(TASK INSTRUCTIONS): In the copy, include every entry exactly but none of the pictures.

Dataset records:

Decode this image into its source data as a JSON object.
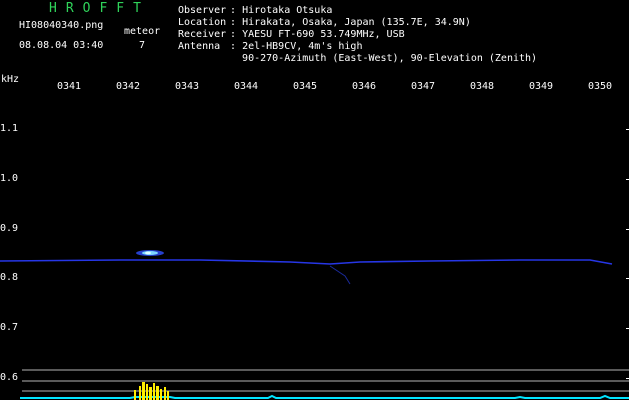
{
  "header": {
    "title": "HROFFT",
    "filename": "HI08040340.png",
    "datetime": "08.08.04 03:40",
    "meteor_label": "meteor",
    "meteor_count": "7"
  },
  "info": [
    {
      "key": "Observer",
      "sep": ":",
      "value": "Hirotaka Otsuka"
    },
    {
      "key": "Location",
      "sep": ":",
      "value": "Hirakata, Osaka, Japan (135.7E, 34.9N)"
    },
    {
      "key": "Receiver",
      "sep": ":",
      "value": "YAESU FT-690 53.749MHz, USB"
    },
    {
      "key": "Antenna",
      "sep": ":",
      "value": "2el-HB9CV, 4m's high"
    },
    {
      "key": "",
      "sep": "",
      "value": "90-270-Azimuth (East-West), 90-Elevation (Zenith)"
    }
  ],
  "y_axis": {
    "unit": "kHz",
    "labels": [
      "1.1",
      "1.0",
      "0.9",
      "0.8",
      "0.7",
      "0.6"
    ]
  },
  "time_axis": [
    "0341",
    "0342",
    "0343",
    "0344",
    "0345",
    "0346",
    "0347",
    "0348",
    "0349",
    "0350"
  ],
  "colors": {
    "title": "#2fd35a",
    "carrier": "#2a3cff",
    "echo": "#7dd8ff",
    "cyan_trace": "#00e5ff",
    "yellow_burst": "#ffee00",
    "guide_lines": "#b4b4b4"
  }
}
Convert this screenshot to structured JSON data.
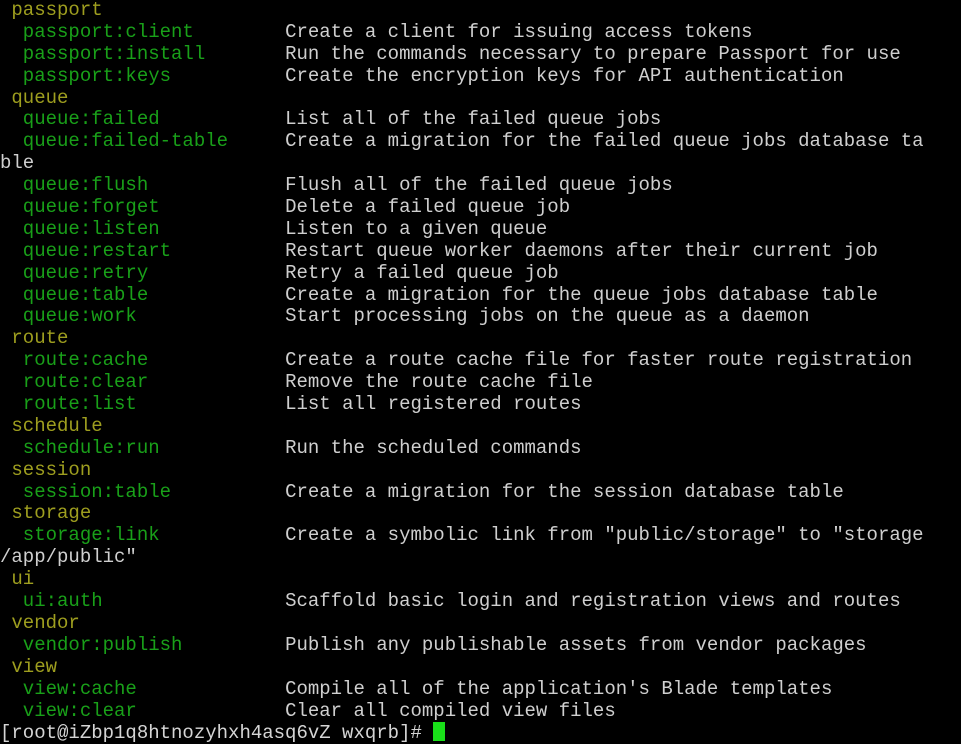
{
  "terminal": {
    "background": "#000000",
    "colors": {
      "section_header": "#9e9e1f",
      "command": "#19a019",
      "description": "#cfcfcf",
      "prompt": "#d5d5d5",
      "cursor": "#19e019"
    },
    "prompt_line": "[root@iZbp1q8htnozyhxh4asq6vZ wxqrb]# ",
    "cursor_glyph": "block-cursor",
    "lines": [
      {
        "type": "section",
        "text": " passport"
      },
      {
        "type": "command",
        "name": "  passport:client",
        "pad": "        ",
        "desc": "Create a client for issuing access tokens"
      },
      {
        "type": "command",
        "name": "  passport:install",
        "pad": "       ",
        "desc": "Run the commands necessary to prepare Passport for use"
      },
      {
        "type": "command",
        "name": "  passport:keys",
        "pad": "          ",
        "desc": "Create the encryption keys for API authentication"
      },
      {
        "type": "section",
        "text": " queue"
      },
      {
        "type": "command",
        "name": "  queue:failed",
        "pad": "           ",
        "desc": "List all of the failed queue jobs"
      },
      {
        "type": "command",
        "name": "  queue:failed-table",
        "pad": "     ",
        "desc": "Create a migration for the failed queue jobs database ta"
      },
      {
        "type": "wrap",
        "text": "ble"
      },
      {
        "type": "command",
        "name": "  queue:flush",
        "pad": "            ",
        "desc": "Flush all of the failed queue jobs"
      },
      {
        "type": "command",
        "name": "  queue:forget",
        "pad": "           ",
        "desc": "Delete a failed queue job"
      },
      {
        "type": "command",
        "name": "  queue:listen",
        "pad": "           ",
        "desc": "Listen to a given queue"
      },
      {
        "type": "command",
        "name": "  queue:restart",
        "pad": "          ",
        "desc": "Restart queue worker daemons after their current job"
      },
      {
        "type": "command",
        "name": "  queue:retry",
        "pad": "            ",
        "desc": "Retry a failed queue job"
      },
      {
        "type": "command",
        "name": "  queue:table",
        "pad": "            ",
        "desc": "Create a migration for the queue jobs database table"
      },
      {
        "type": "command",
        "name": "  queue:work",
        "pad": "             ",
        "desc": "Start processing jobs on the queue as a daemon"
      },
      {
        "type": "section",
        "text": " route"
      },
      {
        "type": "command",
        "name": "  route:cache",
        "pad": "            ",
        "desc": "Create a route cache file for faster route registration"
      },
      {
        "type": "command",
        "name": "  route:clear",
        "pad": "            ",
        "desc": "Remove the route cache file"
      },
      {
        "type": "command",
        "name": "  route:list",
        "pad": "             ",
        "desc": "List all registered routes"
      },
      {
        "type": "section",
        "text": " schedule"
      },
      {
        "type": "command",
        "name": "  schedule:run",
        "pad": "           ",
        "desc": "Run the scheduled commands"
      },
      {
        "type": "section",
        "text": " session"
      },
      {
        "type": "command",
        "name": "  session:table",
        "pad": "          ",
        "desc": "Create a migration for the session database table"
      },
      {
        "type": "section",
        "text": " storage"
      },
      {
        "type": "command",
        "name": "  storage:link",
        "pad": "           ",
        "desc": "Create a symbolic link from \"public/storage\" to \"storage"
      },
      {
        "type": "wrap",
        "text": "/app/public\""
      },
      {
        "type": "section",
        "text": " ui"
      },
      {
        "type": "command",
        "name": "  ui:auth",
        "pad": "                ",
        "desc": "Scaffold basic login and registration views and routes"
      },
      {
        "type": "section",
        "text": " vendor"
      },
      {
        "type": "command",
        "name": "  vendor:publish",
        "pad": "         ",
        "desc": "Publish any publishable assets from vendor packages"
      },
      {
        "type": "section",
        "text": " view"
      },
      {
        "type": "command",
        "name": "  view:cache",
        "pad": "             ",
        "desc": "Compile all of the application's Blade templates"
      },
      {
        "type": "command",
        "name": "  view:clear",
        "pad": "             ",
        "desc": "Clear all compiled view files"
      }
    ]
  }
}
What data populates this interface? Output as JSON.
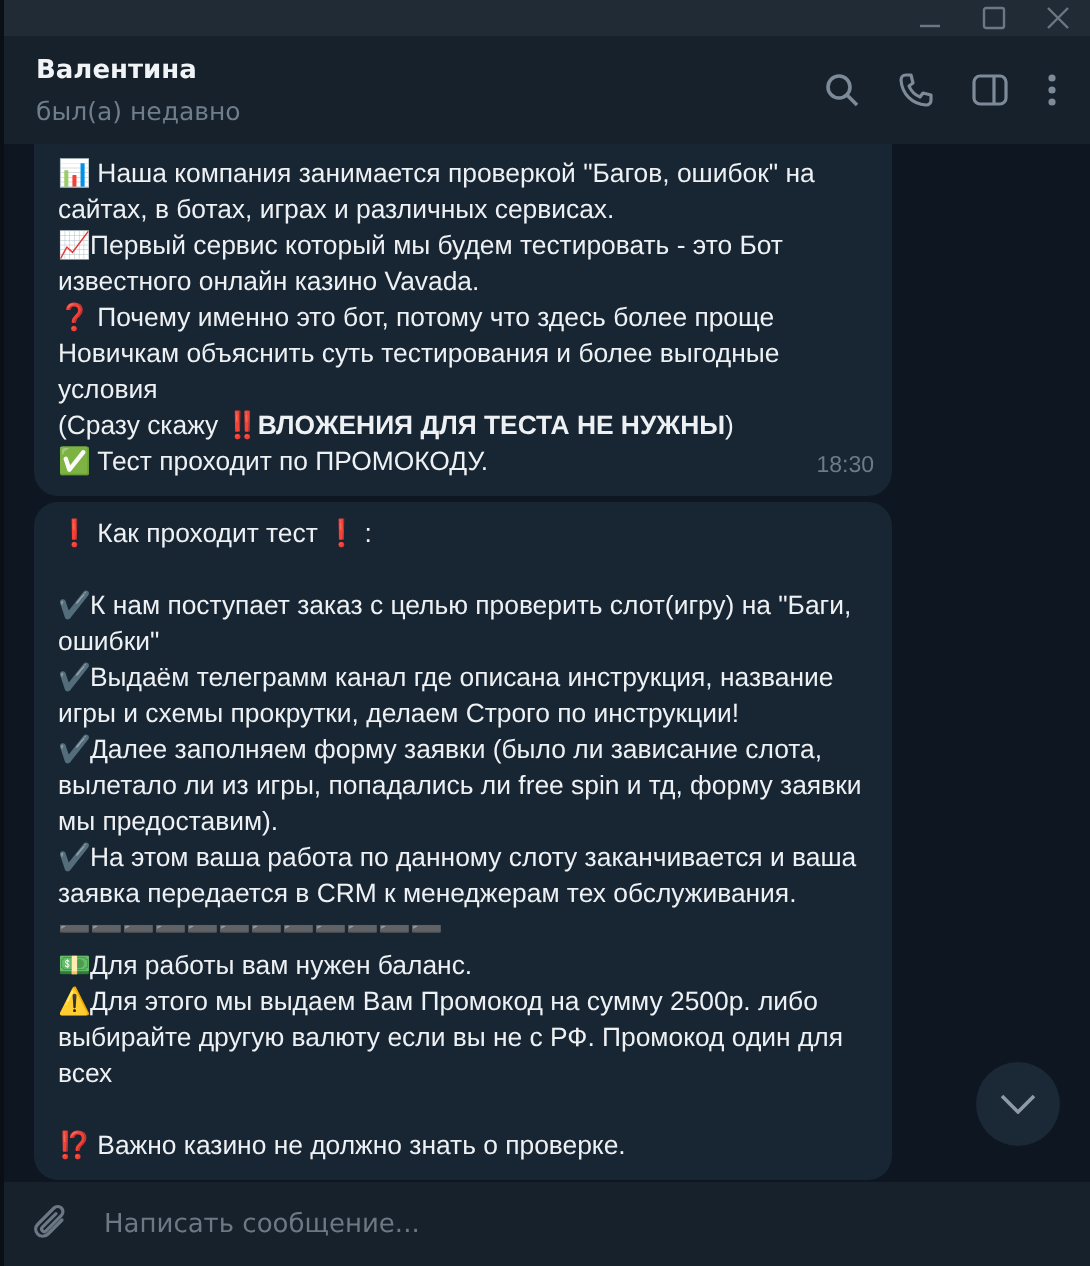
{
  "chat": {
    "name": "Валентина",
    "status": "был(а) недавно"
  },
  "messages": [
    {
      "blocks": [
        [
          "📊 Наша компания занимается проверкой \"Багов, ошибок\" на сайтах,  в ботах, играх и различных сервисах.",
          "📈Первый сервис который мы будем тестировать - это Бот известного онлайн казино Vavada.",
          " ❓ Почему именно это бот, потому что здесь более проще Новичкам объяснить суть тестирования и более выгодные условия",
          "(Сразу скажу ‼️**ВЛОЖЕНИЯ ДЛЯ ТЕСТА НЕ НУЖНЫ**)",
          "✅ Тест проходит по ПРОМОКОДУ."
        ]
      ],
      "time": "18:30"
    },
    {
      "blocks": [
        [
          " ❗ Как проходит тест ❗ :"
        ],
        [
          "✔️К нам поступает заказ с целью проверить слот(игру) на \"Баги, ошибки\"",
          "✔️Выдаём телеграмм канал где описана инструкция, название игры и схемы прокрутки, делаем Строго по инструкции!",
          "✔️Далее заполняем форму заявки (было ли зависание слота, вылетало ли из игры,  попадались ли free spin и тд, форму заявки мы предоставим).",
          "✔️На этом ваша работа по данному слоту заканчивается и ваша заявка передается в CRM к менеджерам тех обслуживания.",
          "➖➖➖➖➖➖➖➖➖➖➖➖",
          "💵Для работы вам нужен баланс.",
          "⚠️Для этого мы выдаем Вам Промокод на сумму 2500р. либо выбирайте другую валюту если вы не с РФ. Промокод один для всех"
        ],
        [
          "⁉️ Важно казино не должно знать о проверке."
        ]
      ]
    }
  ],
  "composer": {
    "placeholder": "Написать сообщение..."
  }
}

(OUTPUT OF THE TASK):
Decode this image into its source data as a JSON object.
{
  "header": {
    "title": "HROFFT",
    "filename": "HI08040340.png",
    "datetime": "08.08.04 03:40",
    "meteor_label": "meteor",
    "meteor_count": "7"
  },
  "info": [
    {
      "key": "Observer",
      "sep": ":",
      "value": "Hirotaka Otsuka"
    },
    {
      "key": "Location",
      "sep": ":",
      "value": "Hirakata, Osaka, Japan (135.7E, 34.9N)"
    },
    {
      "key": "Receiver",
      "sep": ":",
      "value": "YAESU FT-690 53.749MHz, USB"
    },
    {
      "key": "Antenna",
      "sep": ":",
      "value": "2el-HB9CV, 4m's high"
    },
    {
      "key": "",
      "sep": "",
      "value": "90-270-Azimuth (East-West), 90-Elevation (Zenith)"
    }
  ],
  "y_axis": {
    "unit": "kHz",
    "labels": [
      "1.1",
      "1.0",
      "0.9",
      "0.8",
      "0.7",
      "0.6"
    ]
  },
  "time_axis": [
    "0341",
    "0342",
    "0343",
    "0344",
    "0345",
    "0346",
    "0347",
    "0348",
    "0349",
    "0350"
  ],
  "colors": {
    "title": "#2fd35a",
    "carrier": "#2a3cff",
    "echo": "#7dd8ff",
    "cyan_trace": "#00e5ff",
    "yellow_burst": "#ffee00",
    "guide_lines": "#b4b4b4"
  }
}
Convert this screenshot to structured JSON data.
{
  "terminal": {
    "background": "#000000",
    "colors": {
      "section_header": "#9e9e1f",
      "command": "#19a019",
      "description": "#cfcfcf",
      "prompt": "#d5d5d5",
      "cursor": "#19e019"
    },
    "prompt_line": "[root@iZbp1q8htnozyhxh4asq6vZ wxqrb]# ",
    "cursor_glyph": "block-cursor",
    "lines": [
      {
        "type": "section",
        "text": " passport"
      },
      {
        "type": "command",
        "name": "  passport:client",
        "pad": "        ",
        "desc": "Create a client for issuing access tokens"
      },
      {
        "type": "command",
        "name": "  passport:install",
        "pad": "       ",
        "desc": "Run the commands necessary to prepare Passport for use"
      },
      {
        "type": "command",
        "name": "  passport:keys",
        "pad": "          ",
        "desc": "Create the encryption keys for API authentication"
      },
      {
        "type": "section",
        "text": " queue"
      },
      {
        "type": "command",
        "name": "  queue:failed",
        "pad": "           ",
        "desc": "List all of the failed queue jobs"
      },
      {
        "type": "command",
        "name": "  queue:failed-table",
        "pad": "     ",
        "desc": "Create a migration for the failed queue jobs database ta"
      },
      {
        "type": "wrap",
        "text": "ble"
      },
      {
        "type": "command",
        "name": "  queue:flush",
        "pad": "            ",
        "desc": "Flush all of the failed queue jobs"
      },
      {
        "type": "command",
        "name": "  queue:forget",
        "pad": "           ",
        "desc": "Delete a failed queue job"
      },
      {
        "type": "command",
        "name": "  queue:listen",
        "pad": "           ",
        "desc": "Listen to a given queue"
      },
      {
        "type": "command",
        "name": "  queue:restart",
        "pad": "          ",
        "desc": "Restart queue worker daemons after their current job"
      },
      {
        "type": "command",
        "name": "  queue:retry",
        "pad": "            ",
        "desc": "Retry a failed queue job"
      },
      {
        "type": "command",
        "name": "  queue:table",
        "pad": "            ",
        "desc": "Create a migration for the queue jobs database table"
      },
      {
        "type": "command",
        "name": "  queue:work",
        "pad": "             ",
        "desc": "Start processing jobs on the queue as a daemon"
      },
      {
        "type": "section",
        "text": " route"
      },
      {
        "type": "command",
        "name": "  route:cache",
        "pad": "            ",
        "desc": "Create a route cache file for faster route registration"
      },
      {
        "type": "command",
        "name": "  route:clear",
        "pad": "            ",
        "desc": "Remove the route cache file"
      },
      {
        "type": "command",
        "name": "  route:list",
        "pad": "             ",
        "desc": "List all registered routes"
      },
      {
        "type": "section",
        "text": " schedule"
      },
      {
        "type": "command",
        "name": "  schedule:run",
        "pad": "           ",
        "desc": "Run the scheduled commands"
      },
      {
        "type": "section",
        "text": " session"
      },
      {
        "type": "command",
        "name": "  session:table",
        "pad": "          ",
        "desc": "Create a migration for the session database table"
      },
      {
        "type": "section",
        "text": " storage"
      },
      {
        "type": "command",
        "name": "  storage:link",
        "pad": "           ",
        "desc": "Create a symbolic link from \"public/storage\" to \"storage"
      },
      {
        "type": "wrap",
        "text": "/app/public\""
      },
      {
        "type": "section",
        "text": " ui"
      },
      {
        "type": "command",
        "name": "  ui:auth",
        "pad": "                ",
        "desc": "Scaffold basic login and registration views and routes"
      },
      {
        "type": "section",
        "text": " vendor"
      },
      {
        "type": "command",
        "name": "  vendor:publish",
        "pad": "         ",
        "desc": "Publish any publishable assets from vendor packages"
      },
      {
        "type": "section",
        "text": " view"
      },
      {
        "type": "command",
        "name": "  view:cache",
        "pad": "             ",
        "desc": "Compile all of the application's Blade templates"
      },
      {
        "type": "command",
        "name": "  view:clear",
        "pad": "             ",
        "desc": "Clear all compiled view files"
      }
    ]
  }
}
What data populates this interface? Output as JSON.
{
  "chat": {
    "name": "Валентина",
    "status": "был(а) недавно"
  },
  "messages": [
    {
      "blocks": [
        [
          "📊 Наша компания занимается проверкой \"Багов, ошибок\" на сайтах,  в ботах, играх и различных сервисах.",
          "📈Первый сервис который мы будем тестировать - это Бот известного онлайн казино Vavada.",
          " ❓ Почему именно это бот, потому что здесь более проще Новичкам объяснить суть тестирования и более выгодные условия",
          "(Сразу скажу ‼️**ВЛОЖЕНИЯ ДЛЯ ТЕСТА НЕ НУЖНЫ**)",
          "✅ Тест проходит по ПРОМОКОДУ."
        ]
      ],
      "time": "18:30"
    },
    {
      "blocks": [
        [
          " ❗ Как проходит тест ❗ :"
        ],
        [
          "✔️К нам поступает заказ с целью проверить слот(игру) на \"Баги, ошибки\"",
          "✔️Выдаём телеграмм канал где описана инструкция, название игры и схемы прокрутки, делаем Строго по инструкции!",
          "✔️Далее заполняем форму заявки (было ли зависание слота, вылетало ли из игры,  попадались ли free spin и тд, форму заявки мы предоставим).",
          "✔️На этом ваша работа по данному слоту заканчивается и ваша заявка передается в CRM к менеджерам тех обслуживания.",
          "➖➖➖➖➖➖➖➖➖➖➖➖",
          "💵Для работы вам нужен баланс.",
          "⚠️Для этого мы выдаем Вам Промокод на сумму 2500р. либо выбирайте другую валюту если вы не с РФ. Промокод один для всех"
        ],
        [
          "⁉️ Важно казино не должно знать о проверке."
        ]
      ]
    }
  ],
  "composer": {
    "placeholder": "Написать сообщение..."
  }
}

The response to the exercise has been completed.